- **Provided records**
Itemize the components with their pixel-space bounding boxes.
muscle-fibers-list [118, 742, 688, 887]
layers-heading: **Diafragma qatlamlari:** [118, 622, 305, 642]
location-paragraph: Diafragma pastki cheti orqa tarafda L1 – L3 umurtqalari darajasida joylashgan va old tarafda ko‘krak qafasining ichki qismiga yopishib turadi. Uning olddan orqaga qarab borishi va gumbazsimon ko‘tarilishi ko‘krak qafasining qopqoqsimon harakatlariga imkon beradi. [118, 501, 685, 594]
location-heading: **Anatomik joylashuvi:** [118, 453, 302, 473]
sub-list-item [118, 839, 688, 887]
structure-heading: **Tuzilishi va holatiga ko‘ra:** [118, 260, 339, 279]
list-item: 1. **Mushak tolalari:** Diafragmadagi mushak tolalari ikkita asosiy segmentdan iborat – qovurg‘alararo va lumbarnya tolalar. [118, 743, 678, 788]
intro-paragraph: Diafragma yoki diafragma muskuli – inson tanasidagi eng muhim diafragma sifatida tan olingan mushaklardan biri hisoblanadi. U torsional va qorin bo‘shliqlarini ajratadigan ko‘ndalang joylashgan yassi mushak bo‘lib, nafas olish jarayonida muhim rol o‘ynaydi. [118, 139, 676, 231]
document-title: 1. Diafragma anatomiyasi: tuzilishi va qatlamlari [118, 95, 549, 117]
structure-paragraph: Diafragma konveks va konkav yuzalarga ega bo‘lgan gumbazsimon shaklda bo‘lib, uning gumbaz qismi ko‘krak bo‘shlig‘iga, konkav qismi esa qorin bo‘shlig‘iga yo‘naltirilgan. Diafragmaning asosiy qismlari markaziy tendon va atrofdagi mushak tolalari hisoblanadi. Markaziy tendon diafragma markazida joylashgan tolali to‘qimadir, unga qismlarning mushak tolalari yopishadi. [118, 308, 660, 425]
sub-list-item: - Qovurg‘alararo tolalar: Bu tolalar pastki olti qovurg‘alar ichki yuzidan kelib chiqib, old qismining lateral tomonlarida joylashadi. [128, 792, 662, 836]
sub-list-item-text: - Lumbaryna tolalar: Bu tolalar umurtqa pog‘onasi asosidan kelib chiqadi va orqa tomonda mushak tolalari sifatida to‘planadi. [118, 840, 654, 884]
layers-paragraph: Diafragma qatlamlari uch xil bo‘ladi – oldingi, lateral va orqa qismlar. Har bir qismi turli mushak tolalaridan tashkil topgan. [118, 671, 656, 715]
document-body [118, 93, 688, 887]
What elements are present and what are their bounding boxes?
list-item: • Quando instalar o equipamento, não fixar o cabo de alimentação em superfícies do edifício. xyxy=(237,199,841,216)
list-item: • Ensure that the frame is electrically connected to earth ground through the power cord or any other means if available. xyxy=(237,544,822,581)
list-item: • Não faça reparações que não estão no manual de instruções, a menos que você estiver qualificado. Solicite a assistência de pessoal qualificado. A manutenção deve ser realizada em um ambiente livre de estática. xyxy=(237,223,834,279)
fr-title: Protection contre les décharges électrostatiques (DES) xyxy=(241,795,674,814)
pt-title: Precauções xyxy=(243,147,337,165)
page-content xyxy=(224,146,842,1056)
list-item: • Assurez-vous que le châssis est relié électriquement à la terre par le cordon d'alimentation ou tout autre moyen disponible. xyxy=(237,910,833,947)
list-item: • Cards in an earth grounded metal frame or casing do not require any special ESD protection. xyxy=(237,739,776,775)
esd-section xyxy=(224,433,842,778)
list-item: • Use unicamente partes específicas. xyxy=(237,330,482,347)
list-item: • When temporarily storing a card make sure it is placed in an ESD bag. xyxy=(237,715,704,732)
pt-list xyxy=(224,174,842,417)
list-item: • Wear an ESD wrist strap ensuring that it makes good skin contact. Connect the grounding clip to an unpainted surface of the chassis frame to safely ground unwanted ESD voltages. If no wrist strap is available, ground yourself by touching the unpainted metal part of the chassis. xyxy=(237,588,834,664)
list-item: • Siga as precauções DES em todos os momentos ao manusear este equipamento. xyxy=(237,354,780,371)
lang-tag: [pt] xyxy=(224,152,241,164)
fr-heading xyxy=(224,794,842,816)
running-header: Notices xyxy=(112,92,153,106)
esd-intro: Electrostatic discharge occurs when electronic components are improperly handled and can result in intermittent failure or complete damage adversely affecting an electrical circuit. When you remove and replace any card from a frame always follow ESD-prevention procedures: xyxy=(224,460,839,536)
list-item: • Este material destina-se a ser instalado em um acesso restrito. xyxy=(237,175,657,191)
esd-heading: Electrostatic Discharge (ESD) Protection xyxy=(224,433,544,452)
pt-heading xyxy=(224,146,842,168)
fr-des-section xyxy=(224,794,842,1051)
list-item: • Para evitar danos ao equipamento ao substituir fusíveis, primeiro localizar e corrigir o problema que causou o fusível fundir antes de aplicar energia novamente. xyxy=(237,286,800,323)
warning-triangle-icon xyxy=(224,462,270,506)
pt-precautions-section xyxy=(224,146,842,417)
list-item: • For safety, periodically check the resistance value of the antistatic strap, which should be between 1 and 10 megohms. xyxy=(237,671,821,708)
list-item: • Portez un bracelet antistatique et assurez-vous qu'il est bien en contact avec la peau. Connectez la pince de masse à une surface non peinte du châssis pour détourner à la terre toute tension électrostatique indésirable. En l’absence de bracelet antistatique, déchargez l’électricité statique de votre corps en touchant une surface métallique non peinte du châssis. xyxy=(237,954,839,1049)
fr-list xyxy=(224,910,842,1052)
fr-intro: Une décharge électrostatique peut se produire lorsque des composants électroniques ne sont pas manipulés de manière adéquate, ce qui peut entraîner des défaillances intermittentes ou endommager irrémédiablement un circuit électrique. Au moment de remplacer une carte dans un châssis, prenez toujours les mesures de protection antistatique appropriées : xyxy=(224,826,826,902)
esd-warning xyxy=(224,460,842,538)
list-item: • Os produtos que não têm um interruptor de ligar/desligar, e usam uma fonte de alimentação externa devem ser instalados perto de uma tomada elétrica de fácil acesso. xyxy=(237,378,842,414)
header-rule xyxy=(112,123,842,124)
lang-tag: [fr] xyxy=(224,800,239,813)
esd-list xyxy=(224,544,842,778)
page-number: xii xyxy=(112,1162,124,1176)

- **Task brief**
Format every line of the items above as a Markdown table with two columns, Number and Record line, leaving out blank lines.

- **Written answer**
| Number | Record line |
|---|---|
| 1 | Itemize the components with their pixel-space bounding boxes. |
| 2 | muscle-fibers-list [118, 742, 688, 887] |
| 3 | layers-heading: **Diafragma qatlamlari:** [118, 622, 305, 642] |
| 4 | location-paragraph: Diafragma pastki cheti orqa tarafda L1 – L3 umurtqalari darajasida joylashgan va old tarafda ko‘krak qafasining ichki qismiga yopishib turadi. Uning olddan orqaga qarab borishi va gumbazsimon ko‘tarilishi ko‘krak qafasining qopqoqsimon harakatlariga imkon beradi. [118, 501, 685, 594] |
| 5 | location-heading: **Anatomik joylashuvi:** [118, 453, 302, 473] |
| 6 | sub-list-item [118, 839, 688, 887] |
| 7 | structure-heading: **Tuzilishi va holatiga ko‘ra:** [118, 260, 339, 279] |
| 8 | list-item: 1. **Mushak tolalari:** Diafragmadagi mushak tolalari ikkita asosiy segmentdan iborat – qovurg‘alararo va lumbarnya tolalar. [118, 743, 678, 788] |
| 9 | intro-paragraph: Diafragma yoki diafragma muskuli – inson tanasidagi eng muhim diafragma sifatida tan olingan mushaklardan biri hisoblanadi. U torsional va qorin bo‘shliqlarini ajratadigan ko‘ndalang joylashgan yassi mushak bo‘lib, nafas olish jarayonida muhim rol o‘ynaydi. [118, 139, 676, 231] |
| 10 | document-title: 1. Diafragma anatomiyasi: tuzilishi va qatlamlari [118, 95, 549, 117] |
| 11 | structure-paragraph: Diafragma konveks va konkav yuzalarga ega bo‘lgan gumbazsimon shaklda bo‘lib, uning gumbaz qismi ko‘krak bo‘shlig‘iga, konkav qismi esa qorin bo‘shlig‘iga yo‘naltirilgan. Diafragmaning asosiy qismlari markaziy tendon va atrofdagi mushak tolalari hisoblanadi. Markaziy tendon diafragma markazida joylashgan tolali to‘qimadir, unga qismlarning mushak tolalari yopishadi. [118, 308, 660, 425] |
| 12 | sub-list-item: - Qovurg‘alararo tolalar: Bu tolalar pastki olti qovurg‘alar ichki yuzidan kelib chiqib, old qismining lateral tomonlarida joylashadi. [128, 792, 662, 836] |
| 13 | sub-list-item-text: - Lumbaryna tolalar: Bu tolalar umurtqa pog‘onasi asosidan kelib chiqadi va orqa tomonda mushak tolalari sifatida to‘planadi. [118, 840, 654, 884] |
| 14 | layers-paragraph: Diafragma qatlamlari uch xil bo‘ladi – oldingi, lateral va orqa qismlar. Har bir qismi turli mushak tolalaridan tashkil topgan. [118, 671, 656, 715] |
| 15 | document-body [118, 93, 688, 887] |
| 16 | What elements are present and what are their bounding boxes? |
| 17 | list-item: • Quando instalar o equipamento, não fixar o cabo de alimentação em superfícies do edifício. xyxy=(237,199,841,216) |
| 18 | list-item: • Ensure that the frame is electrically connected to earth ground through the power cord or any other means if available. xyxy=(237,544,822,581) |
| 19 | list-item: • Não faça reparações que não estão no manual de instruções, a menos que você estiver qualificado. Solicite a assistência de pessoal qualificado. A manutenção deve ser realizada em um ambiente livre de estática. xyxy=(237,223,834,279) |
| 20 | fr-title: Protection contre les décharges électrostatiques (DES) xyxy=(241,795,674,814) |
| 21 | pt-title: Precauções xyxy=(243,147,337,165) |
| 22 | page-content xyxy=(224,146,842,1056) |
| 23 | list-item: • Assurez-vous que le châssis est relié électriquement à la terre par le cordon d'alimentation ou tout autre moyen disponible. xyxy=(237,910,833,947) |
| 24 | list-item: • Cards in an earth grounded metal frame or casing do not require any special ESD protection. xyxy=(237,739,776,775) |
| 25 | esd-section xyxy=(224,433,842,778) |
| 26 | list-item: • Use unicamente partes específicas. xyxy=(237,330,482,347) |
| 27 | list-item: • When temporarily storing a card make sure it is placed in an ESD bag. xyxy=(237,715,704,732) |
| 28 | pt-list xyxy=(224,174,842,417) |
| 29 | list-item: • Wear an ESD wrist strap ensuring that it makes good skin contact. Connect the grounding clip to an unpainted surface of the chassis frame to safely ground unwanted ESD voltages. If no wrist strap is available, ground yourself by touching the unpainted metal part of the chassis. xyxy=(237,588,834,664) |
| 30 | list-item: • Siga as precauções DES em todos os momentos ao manusear este equipamento. xyxy=(237,354,780,371) |
| 31 | lang-tag: [pt] xyxy=(224,152,241,164) |
| 32 | fr-heading xyxy=(224,794,842,816) |
| 33 | running-header: Notices xyxy=(112,92,153,106) |
| 34 | esd-intro: Electrostatic discharge occurs when electronic components are improperly handled and can result in intermittent failure or complete damage adversely affecting an electrical circuit. When you remove and replace any card from a frame always follow ESD-prevention procedures: xyxy=(224,460,839,536) |
| 35 | list-item: • Este material destina-se a ser instalado em um acesso restrito. xyxy=(237,175,657,191) |
| 36 | esd-heading: Electrostatic Discharge (ESD) Protection xyxy=(224,433,544,452) |
| 37 | pt-heading xyxy=(224,146,842,168) |
| 38 | fr-des-section xyxy=(224,794,842,1051) |
| 39 | list-item: • Para evitar danos ao equipamento ao substituir fusíveis, primeiro localizar e corrigir o problema que causou o fusível fundir antes de aplicar energia novamente. xyxy=(237,286,800,323) |
| 40 | warning-triangle-icon xyxy=(224,462,270,506) |
| 41 | pt-precautions-section xyxy=(224,146,842,417) |
| 42 | list-item: • For safety, periodically check the resistance value of the antistatic strap, which should be between 1 and 10 megohms. xyxy=(237,671,821,708) |
| 43 | list-item: • Portez un bracelet antistatique et assurez-vous qu'il est bien en contact avec la peau. Connectez la pince de masse à une surface non peinte du châssis pour détourner à la terre toute tension électrostatique indésirable. En l’absence de bracelet antistatique, déchargez l’électricité statique de votre corps en touchant une surface métallique non peinte du châssis. xyxy=(237,954,839,1049) |
| 44 | fr-list xyxy=(224,910,842,1052) |
| 45 | fr-intro: Une décharge électrostatique peut se produire lorsque des composants électroniques ne sont pas manipulés de manière adéquate, ce qui peut entraîner des défaillances intermittentes ou endommager irrémédiablement un circuit électrique. Au moment de remplacer une carte dans un châssis, prenez toujours les mesures de protection antistatique appropriées : xyxy=(224,826,826,902) |
| 46 | esd-warning xyxy=(224,460,842,538) |
| 47 | list-item: • Os produtos que não têm um interruptor de ligar/desligar, e usam uma fonte de alimentação externa devem ser instalados perto de uma tomada elétrica de fácil acesso. xyxy=(237,378,842,414) |
| 48 | header-rule xyxy=(112,123,842,124) |
| 49 | lang-tag: [fr] xyxy=(224,800,239,813) |
| 50 | esd-list xyxy=(224,544,842,778) |
| 51 | page-number: xii xyxy=(112,1162,124,1176) |